*Bounding box entries*:
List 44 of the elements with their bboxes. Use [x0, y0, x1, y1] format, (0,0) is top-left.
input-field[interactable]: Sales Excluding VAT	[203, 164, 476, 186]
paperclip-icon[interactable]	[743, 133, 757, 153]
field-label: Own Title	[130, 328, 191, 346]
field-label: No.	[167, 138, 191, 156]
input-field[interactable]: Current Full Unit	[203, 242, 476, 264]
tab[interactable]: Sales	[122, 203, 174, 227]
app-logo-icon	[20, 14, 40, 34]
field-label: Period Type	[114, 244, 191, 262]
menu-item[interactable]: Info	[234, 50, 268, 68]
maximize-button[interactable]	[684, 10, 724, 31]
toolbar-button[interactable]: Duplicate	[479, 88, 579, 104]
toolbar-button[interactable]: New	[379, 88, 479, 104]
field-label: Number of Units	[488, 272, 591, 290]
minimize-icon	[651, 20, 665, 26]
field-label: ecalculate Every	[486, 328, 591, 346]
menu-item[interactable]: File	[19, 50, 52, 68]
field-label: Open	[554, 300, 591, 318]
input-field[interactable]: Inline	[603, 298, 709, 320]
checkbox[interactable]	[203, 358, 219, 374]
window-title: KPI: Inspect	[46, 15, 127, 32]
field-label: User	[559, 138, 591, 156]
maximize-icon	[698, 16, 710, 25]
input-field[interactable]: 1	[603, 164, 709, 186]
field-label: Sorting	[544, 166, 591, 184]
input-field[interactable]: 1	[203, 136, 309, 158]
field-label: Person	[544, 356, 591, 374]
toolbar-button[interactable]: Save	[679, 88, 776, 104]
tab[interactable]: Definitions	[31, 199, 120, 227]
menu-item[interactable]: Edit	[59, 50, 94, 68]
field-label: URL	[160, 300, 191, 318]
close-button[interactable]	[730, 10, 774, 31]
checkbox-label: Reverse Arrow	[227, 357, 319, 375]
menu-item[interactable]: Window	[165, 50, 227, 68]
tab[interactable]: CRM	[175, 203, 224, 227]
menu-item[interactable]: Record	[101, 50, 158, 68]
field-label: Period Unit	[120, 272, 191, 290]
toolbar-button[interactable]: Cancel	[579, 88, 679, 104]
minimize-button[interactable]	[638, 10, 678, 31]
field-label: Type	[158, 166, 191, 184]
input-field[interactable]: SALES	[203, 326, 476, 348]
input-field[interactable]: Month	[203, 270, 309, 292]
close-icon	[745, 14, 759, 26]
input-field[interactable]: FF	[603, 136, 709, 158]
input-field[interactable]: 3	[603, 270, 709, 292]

*THE REQUEST*:
Put every line from the start of the bounding box entries down to the line containing "16, 710, 25]" (that line included) into a JSON list of strings, one string per line, leaving out any blank lines.

*FINISHED ANSWER*:
[
  "List 44 of the elements with their bboxes. Use [x0, y0, x1, y1] format, (0,0) is top-left.",
  "input-field[interactable]: Sales Excluding VAT\t[203, 164, 476, 186]",
  "paperclip-icon[interactable]\t[743, 133, 757, 153]",
  "field-label: Own Title\t[130, 328, 191, 346]",
  "field-label: No.\t[167, 138, 191, 156]",
  "input-field[interactable]: Current Full Unit\t[203, 242, 476, 264]",
  "tab[interactable]: Sales\t[122, 203, 174, 227]",
  "app-logo-icon\t[20, 14, 40, 34]",
  "field-label: Period Type\t[114, 244, 191, 262]",
  "menu-item[interactable]: Info\t[234, 50, 268, 68]",
  "maximize-button[interactable]\t[684, 10, 724, 31]",
  "toolbar-button[interactable]: Duplicate\t[479, 88, 579, 104]",
  "toolbar-button[interactable]: New\t[379, 88, 479, 104]",
  "field-label: Number of Units\t[488, 272, 591, 290]",
  "minimize-icon\t[651, 20, 665, 26]",
  "field-label: ecalculate Every\t[486, 328, 591, 346]",
  "menu-item[interactable]: File\t[19, 50, 52, 68]",
  "field-label: Open\t[554, 300, 591, 318]",
  "input-field[interactable]: Inline\t[603, 298, 709, 320]",
  "checkbox[interactable]\t[203, 358, 219, 374]",
  "window-title: KPI: Inspect\t[46, 15, 127, 32]",
  "field-label: User\t[559, 138, 591, 156]",
  "maximize-icon\t[698, 16, 710, 25]"
]